TO DO |
Transcribe the full listing below exactly.

RECORD SET |
========

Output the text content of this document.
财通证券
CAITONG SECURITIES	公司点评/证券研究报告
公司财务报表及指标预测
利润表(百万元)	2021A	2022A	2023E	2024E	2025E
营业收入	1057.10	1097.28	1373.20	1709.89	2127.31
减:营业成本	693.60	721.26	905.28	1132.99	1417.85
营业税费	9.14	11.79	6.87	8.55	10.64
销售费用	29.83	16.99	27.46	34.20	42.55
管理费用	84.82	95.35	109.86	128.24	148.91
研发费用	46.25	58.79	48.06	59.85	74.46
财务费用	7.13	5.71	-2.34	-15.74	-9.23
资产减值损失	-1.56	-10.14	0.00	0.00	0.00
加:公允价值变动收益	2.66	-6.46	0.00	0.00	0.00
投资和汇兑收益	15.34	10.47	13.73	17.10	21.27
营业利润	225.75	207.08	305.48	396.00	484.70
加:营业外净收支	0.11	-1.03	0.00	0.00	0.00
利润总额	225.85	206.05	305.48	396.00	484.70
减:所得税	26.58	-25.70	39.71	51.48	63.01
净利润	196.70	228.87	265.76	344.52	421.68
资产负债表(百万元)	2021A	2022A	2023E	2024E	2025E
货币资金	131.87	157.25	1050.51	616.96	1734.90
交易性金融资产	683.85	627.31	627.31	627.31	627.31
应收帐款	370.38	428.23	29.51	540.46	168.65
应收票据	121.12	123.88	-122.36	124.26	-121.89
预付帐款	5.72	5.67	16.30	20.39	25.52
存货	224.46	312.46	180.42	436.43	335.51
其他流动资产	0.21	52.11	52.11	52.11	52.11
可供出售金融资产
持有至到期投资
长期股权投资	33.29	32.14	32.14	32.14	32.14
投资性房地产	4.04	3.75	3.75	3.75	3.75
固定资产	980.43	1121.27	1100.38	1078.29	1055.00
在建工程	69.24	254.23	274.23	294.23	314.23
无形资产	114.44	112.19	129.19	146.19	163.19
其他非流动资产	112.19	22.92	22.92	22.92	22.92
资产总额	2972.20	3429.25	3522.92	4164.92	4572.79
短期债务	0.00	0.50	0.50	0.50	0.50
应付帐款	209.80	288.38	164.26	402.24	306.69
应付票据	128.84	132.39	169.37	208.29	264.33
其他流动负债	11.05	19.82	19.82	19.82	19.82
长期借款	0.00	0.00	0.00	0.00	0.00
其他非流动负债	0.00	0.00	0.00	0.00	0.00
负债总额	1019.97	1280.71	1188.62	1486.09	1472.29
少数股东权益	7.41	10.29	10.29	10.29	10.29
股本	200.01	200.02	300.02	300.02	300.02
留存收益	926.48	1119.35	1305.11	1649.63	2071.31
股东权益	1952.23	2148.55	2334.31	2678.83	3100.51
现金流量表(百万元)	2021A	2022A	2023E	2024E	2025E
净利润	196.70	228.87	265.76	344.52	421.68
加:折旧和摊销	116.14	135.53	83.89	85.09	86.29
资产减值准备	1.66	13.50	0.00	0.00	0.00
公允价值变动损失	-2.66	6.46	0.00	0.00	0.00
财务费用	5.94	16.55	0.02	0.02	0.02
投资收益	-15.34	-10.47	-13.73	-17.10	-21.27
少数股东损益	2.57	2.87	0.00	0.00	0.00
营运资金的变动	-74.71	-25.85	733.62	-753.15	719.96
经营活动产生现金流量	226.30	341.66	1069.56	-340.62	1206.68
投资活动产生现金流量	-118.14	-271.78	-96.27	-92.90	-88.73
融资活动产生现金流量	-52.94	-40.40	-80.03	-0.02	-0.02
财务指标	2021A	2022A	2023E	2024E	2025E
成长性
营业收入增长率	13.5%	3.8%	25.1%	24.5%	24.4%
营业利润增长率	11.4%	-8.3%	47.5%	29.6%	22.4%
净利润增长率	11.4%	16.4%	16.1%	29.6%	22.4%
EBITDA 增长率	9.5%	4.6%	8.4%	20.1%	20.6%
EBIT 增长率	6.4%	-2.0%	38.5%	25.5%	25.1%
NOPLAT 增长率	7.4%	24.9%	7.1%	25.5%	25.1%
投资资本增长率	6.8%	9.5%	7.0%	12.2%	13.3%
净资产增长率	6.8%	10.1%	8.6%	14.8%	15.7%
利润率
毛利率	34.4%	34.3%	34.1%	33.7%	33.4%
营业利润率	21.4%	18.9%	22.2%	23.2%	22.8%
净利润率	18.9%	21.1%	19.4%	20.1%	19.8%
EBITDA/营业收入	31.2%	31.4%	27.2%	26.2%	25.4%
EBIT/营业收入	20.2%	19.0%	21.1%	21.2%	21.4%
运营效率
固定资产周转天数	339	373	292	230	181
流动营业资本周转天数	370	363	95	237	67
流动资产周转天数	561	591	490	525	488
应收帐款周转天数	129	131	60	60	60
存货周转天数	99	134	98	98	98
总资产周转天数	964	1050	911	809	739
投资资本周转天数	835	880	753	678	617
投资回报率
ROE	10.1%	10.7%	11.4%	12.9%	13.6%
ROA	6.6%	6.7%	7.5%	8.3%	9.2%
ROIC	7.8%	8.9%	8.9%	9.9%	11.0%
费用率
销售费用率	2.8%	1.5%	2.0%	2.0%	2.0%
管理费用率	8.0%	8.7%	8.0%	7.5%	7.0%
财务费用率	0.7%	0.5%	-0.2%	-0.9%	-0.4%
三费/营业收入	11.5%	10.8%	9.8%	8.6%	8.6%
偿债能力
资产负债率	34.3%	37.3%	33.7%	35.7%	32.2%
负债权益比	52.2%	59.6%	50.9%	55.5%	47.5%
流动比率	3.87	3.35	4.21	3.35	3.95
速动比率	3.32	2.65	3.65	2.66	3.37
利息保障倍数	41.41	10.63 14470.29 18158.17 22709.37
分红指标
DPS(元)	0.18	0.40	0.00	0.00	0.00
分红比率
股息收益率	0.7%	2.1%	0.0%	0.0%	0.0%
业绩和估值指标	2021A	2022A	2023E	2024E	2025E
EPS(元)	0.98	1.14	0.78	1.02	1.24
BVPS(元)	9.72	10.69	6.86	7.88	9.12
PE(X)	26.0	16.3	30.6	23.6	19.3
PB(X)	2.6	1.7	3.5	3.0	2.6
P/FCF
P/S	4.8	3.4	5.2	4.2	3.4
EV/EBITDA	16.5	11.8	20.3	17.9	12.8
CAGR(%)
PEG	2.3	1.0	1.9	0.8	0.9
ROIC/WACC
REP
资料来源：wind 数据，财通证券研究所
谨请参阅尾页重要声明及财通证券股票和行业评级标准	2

========

ANSWER TO THIS PROBLEM |
Output the text content of this document.
财通证券
CAITONG SECURITIES	公司点评/证券研究报告
公司财务报表及指标预测
利润表(百万元)	2021A	2022A	2023E	2024E	2025E
营业收入	1057.10	1097.28	1373.20	1709.89	2127.31
减:营业成本	693.60	721.26	905.28	1132.99	1417.85
营业税费	9.14	11.79	6.87	8.55	10.64
销售费用	29.83	16.99	27.46	34.20	42.55
管理费用	84.82	95.35	109.86	128.24	148.91
研发费用	46.25	58.79	48.06	59.85	74.46
财务费用	7.13	5.71	-2.34	-15.74	-9.23
资产减值损失	-1.56	-10.14	0.00	0.00	0.00
加:公允价值变动收益	2.66	-6.46	0.00	0.00	0.00
投资和汇兑收益	15.34	10.47	13.73	17.10	21.27
营业利润	225.75	207.08	305.48	396.00	484.70
加:营业外净收支	0.11	-1.03	0.00	0.00	0.00
利润总额	225.85	206.05	305.48	396.00	484.70
减:所得税	26.58	-25.70	39.71	51.48	63.01
净利润	196.70	228.87	265.76	344.52	421.68
资产负债表(百万元)	2021A	2022A	2023E	2024E	2025E
货币资金	131.87	157.25	1050.51	616.96	1734.90
交易性金融资产	683.85	627.31	627.31	627.31	627.31
应收帐款	370.38	428.23	29.51	540.46	168.65
应收票据	121.12	123.88	-122.36	124.26	-121.89
预付帐款	5.72	5.67	16.30	20.39	25.52
存货	224.46	312.46	180.42	436.43	335.51
其他流动资产	0.21	52.11	52.11	52.11	52.11
可供出售金融资产
持有至到期投资
长期股权投资	33.29	32.14	32.14	32.14	32.14
投资性房地产	4.04	3.75	3.75	3.75	3.75
固定资产	980.43	1121.27	1100.38	1078.29	1055.00
在建工程	69.24	254.23	274.23	294.23	314.23
无形资产	114.44	112.19	129.19	146.19	163.19
其他非流动资产	112.19	22.92	22.92	22.92	22.92
资产总额	2972.20	3429.25	3522.92	4164.92	4572.79
短期债务	0.00	0.50	0.50	0.50	0.50
应付帐款	209.80	288.38	164.26	402.24	306.69
应付票据	128.84	132.39	169.37	208.29	264.33
其他流动负债	11.05	19.82	19.82	19.82	19.82
长期借款	0.00	0.00	0.00	0.00	0.00
其他非流动负债	0.00	0.00	0.00	0.00	0.00
负债总额	1019.97	1280.71	1188.62	1486.09	1472.29
少数股东权益	7.41	10.29	10.29	10.29	10.29
股本	200.01	200.02	300.02	300.02	300.02
留存收益	926.48	1119.35	1305.11	1649.63	2071.31
股东权益	1952.23	2148.55	2334.31	2678.83	3100.51
现金流量表(百万元)	2021A	2022A	2023E	2024E	2025E
净利润	196.70	228.87	265.76	344.52	421.68
加:折旧和摊销	116.14	135.53	83.89	85.09	86.29
资产减值准备	1.66	13.50	0.00	0.00	0.00
公允价值变动损失	-2.66	6.46	0.00	0.00	0.00
财务费用	5.94	16.55	0.02	0.02	0.02
投资收益	-15.34	-10.47	-13.73	-17.10	-21.27
少数股东损益	2.57	2.87	0.00	0.00	0.00
营运资金的变动	-74.71	-25.85	733.62	-753.15	719.96
经营活动产生现金流量	226.30	341.66	1069.56	-340.62	1206.68
投资活动产生现金流量	-118.14	-271.78	-96.27	-92.90	-88.73
融资活动产生现金流量	-52.94	-40.40	-80.03	-0.02	-0.02
财务指标	2021A	2022A	2023E	2024E	2025E
成长性
营业收入增长率	13.5%	3.8%	25.1%	24.5%	24.4%
营业利润增长率	11.4%	-8.3%	47.5%	29.6%	22.4%
净利润增长率	11.4%	16.4%	16.1%	29.6%	22.4%
EBITDA 增长率	9.5%	4.6%	8.4%	20.1%	20.6%
EBIT 增长率	6.4%	-2.0%	38.5%	25.5%	25.1%
NOPLAT 增长率	7.4%	24.9%	7.1%	25.5%	25.1%
投资资本增长率	6.8%	9.5%	7.0%	12.2%	13.3%
净资产增长率	6.8%	10.1%	8.6%	14.8%	15.7%
利润率
毛利率	34.4%	34.3%	34.1%	33.7%	33.4%
营业利润率	21.4%	18.9%	22.2%	23.2%	22.8%
净利润率	18.9%	21.1%	19.4%	20.1%	19.8%
EBITDA/营业收入	31.2%	31.4%	27.2%	26.2%	25.4%
EBIT/营业收入	20.2%	19.0%	21.1%	21.2%	21.4%
运营效率
固定资产周转天数	339	373	292	230	181
流动营业资本周转天数	370	363	95	237	67
流动资产周转天数	561	591	490	525	488
应收帐款周转天数	129	131	60	60	60
存货周转天数	99	134	98	98	98
总资产周转天数	964	1050	911	809	739
投资资本周转天数	835	880	753	678	617
投资回报率
ROE	10.1%	10.7%	11.4%	12.9%	13.6%
ROA	6.6%	6.7%	7.5%	8.3%	9.2%
ROIC	7.8%	8.9%	8.9%	9.9%	11.0%
费用率
销售费用率	2.8%	1.5%	2.0%	2.0%	2.0%
管理费用率	8.0%	8.7%	8.0%	7.5%	7.0%
财务费用率	0.7%	0.5%	-0.2%	-0.9%	-0.4%
三费/营业收入	11.5%	10.8%	9.8%	8.6%	8.6%
偿债能力
资产负债率	34.3%	37.3%	33.7%	35.7%	32.2%
负债权益比	52.2%	59.6%	50.9%	55.5%	47.5%
流动比率	3.87	3.35	4.21	3.35	3.95
速动比率	3.32	2.65	3.65	2.66	3.37
利息保障倍数	41.41	10.63 14470.29 18158.17 22709.37
分红指标
DPS(元)	0.18	0.40	0.00	0.00	0.00
分红比率
股息收益率	0.7%	2.1%	0.0%	0.0%	0.0%
业绩和估值指标	2021A	2022A	2023E	2024E	2025E
EPS(元)	0.98	1.14	0.78	1.02	1.24
BVPS(元)	9.72	10.69	6.86	7.88	9.12
PE(X)	26.0	16.3	30.6	23.6	19.3
PB(X)	2.6	1.7	3.5	3.0	2.6
P/FCF
P/S	4.8	3.4	5.2	4.2	3.4
EV/EBITDA	16.5	11.8	20.3	17.9	12.8
CAGR(%)
PEG	2.3	1.0	1.9	0.8	0.9
ROIC/WACC
REP
资料来源：wind 数据，财通证券研究所
谨请参阅尾页重要声明及财通证券股票和行业评级标准	2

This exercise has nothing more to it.